# Records supplied
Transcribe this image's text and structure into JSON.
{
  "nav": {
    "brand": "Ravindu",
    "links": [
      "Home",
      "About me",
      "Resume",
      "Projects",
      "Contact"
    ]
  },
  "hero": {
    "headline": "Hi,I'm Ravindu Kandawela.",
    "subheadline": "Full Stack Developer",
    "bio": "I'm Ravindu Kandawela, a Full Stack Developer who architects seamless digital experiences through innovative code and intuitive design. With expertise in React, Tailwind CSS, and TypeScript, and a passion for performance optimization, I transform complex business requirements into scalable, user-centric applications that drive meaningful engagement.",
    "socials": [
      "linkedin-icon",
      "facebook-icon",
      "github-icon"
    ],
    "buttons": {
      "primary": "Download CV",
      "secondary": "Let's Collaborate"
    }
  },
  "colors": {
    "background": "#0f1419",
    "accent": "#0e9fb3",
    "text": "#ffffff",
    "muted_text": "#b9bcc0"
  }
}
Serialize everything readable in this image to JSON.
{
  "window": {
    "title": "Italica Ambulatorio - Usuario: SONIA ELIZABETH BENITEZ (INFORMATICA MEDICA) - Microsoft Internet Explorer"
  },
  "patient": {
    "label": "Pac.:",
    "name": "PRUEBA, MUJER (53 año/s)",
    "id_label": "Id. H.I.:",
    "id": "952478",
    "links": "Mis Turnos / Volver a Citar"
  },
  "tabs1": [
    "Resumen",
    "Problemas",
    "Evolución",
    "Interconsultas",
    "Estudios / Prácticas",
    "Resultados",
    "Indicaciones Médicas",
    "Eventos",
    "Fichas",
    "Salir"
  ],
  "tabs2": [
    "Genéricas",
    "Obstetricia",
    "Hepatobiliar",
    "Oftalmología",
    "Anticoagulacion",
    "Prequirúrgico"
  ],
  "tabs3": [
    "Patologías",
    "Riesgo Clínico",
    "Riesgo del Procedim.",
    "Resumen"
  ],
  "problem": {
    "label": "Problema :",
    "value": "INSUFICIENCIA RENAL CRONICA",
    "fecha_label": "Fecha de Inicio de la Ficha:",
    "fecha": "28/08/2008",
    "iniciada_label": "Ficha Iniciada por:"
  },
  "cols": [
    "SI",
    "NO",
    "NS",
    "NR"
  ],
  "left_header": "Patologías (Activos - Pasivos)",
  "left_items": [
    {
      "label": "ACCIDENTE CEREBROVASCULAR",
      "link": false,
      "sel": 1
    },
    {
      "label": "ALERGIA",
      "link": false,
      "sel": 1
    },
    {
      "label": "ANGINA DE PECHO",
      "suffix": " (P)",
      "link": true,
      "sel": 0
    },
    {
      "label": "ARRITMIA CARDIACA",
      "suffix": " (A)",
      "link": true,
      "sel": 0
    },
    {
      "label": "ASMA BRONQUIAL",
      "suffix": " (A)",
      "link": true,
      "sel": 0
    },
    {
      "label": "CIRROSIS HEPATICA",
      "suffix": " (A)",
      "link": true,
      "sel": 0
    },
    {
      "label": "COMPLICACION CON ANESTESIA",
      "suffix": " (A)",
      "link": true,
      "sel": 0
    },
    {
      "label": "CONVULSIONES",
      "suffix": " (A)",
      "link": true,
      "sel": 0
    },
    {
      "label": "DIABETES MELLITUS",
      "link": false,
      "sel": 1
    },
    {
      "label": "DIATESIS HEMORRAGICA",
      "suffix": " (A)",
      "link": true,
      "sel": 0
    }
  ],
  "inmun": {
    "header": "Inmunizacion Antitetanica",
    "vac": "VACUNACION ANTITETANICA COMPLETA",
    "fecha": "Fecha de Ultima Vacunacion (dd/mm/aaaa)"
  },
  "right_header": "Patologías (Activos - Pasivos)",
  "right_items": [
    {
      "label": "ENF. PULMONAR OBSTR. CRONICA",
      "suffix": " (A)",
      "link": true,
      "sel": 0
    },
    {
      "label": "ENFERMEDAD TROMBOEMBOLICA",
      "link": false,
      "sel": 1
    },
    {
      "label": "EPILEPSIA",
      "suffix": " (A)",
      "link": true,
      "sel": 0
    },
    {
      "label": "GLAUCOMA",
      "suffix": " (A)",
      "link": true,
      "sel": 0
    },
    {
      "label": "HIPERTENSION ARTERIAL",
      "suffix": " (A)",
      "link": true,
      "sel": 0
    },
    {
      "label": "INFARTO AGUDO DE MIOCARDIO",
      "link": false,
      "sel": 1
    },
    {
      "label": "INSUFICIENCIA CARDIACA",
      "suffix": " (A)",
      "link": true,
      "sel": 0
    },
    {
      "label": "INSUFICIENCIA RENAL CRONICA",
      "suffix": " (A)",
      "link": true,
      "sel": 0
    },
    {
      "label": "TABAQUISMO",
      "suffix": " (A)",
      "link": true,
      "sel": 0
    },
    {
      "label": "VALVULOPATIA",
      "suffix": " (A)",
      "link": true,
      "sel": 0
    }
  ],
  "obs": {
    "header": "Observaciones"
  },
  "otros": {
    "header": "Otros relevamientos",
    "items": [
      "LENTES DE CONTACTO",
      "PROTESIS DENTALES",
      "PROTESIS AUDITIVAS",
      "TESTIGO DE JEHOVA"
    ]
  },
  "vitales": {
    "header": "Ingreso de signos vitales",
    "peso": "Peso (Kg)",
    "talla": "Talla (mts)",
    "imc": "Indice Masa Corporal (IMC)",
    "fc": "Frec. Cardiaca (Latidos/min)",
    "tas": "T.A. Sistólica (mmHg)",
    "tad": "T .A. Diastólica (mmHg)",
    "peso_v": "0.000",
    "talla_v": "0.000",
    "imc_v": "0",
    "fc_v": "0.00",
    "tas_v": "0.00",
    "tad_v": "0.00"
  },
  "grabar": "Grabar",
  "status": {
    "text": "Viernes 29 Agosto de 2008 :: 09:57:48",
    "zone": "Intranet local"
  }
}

# Your objective
From the listing above, copy every line that includes the word "Stack".

# Output of the exercise
    "subheadline": "Full Stack Developer",
    "bio": "I'm Ravindu Kandawela, a Full Stack Developer who architects seamless digital experiences through innovative code and intuitive design. With expertise in React, Tailwind CSS, and TypeScript, and a passion for performance optimization, I transform complex business requirements into scalable, user-centric applications that drive meaningful engagement.",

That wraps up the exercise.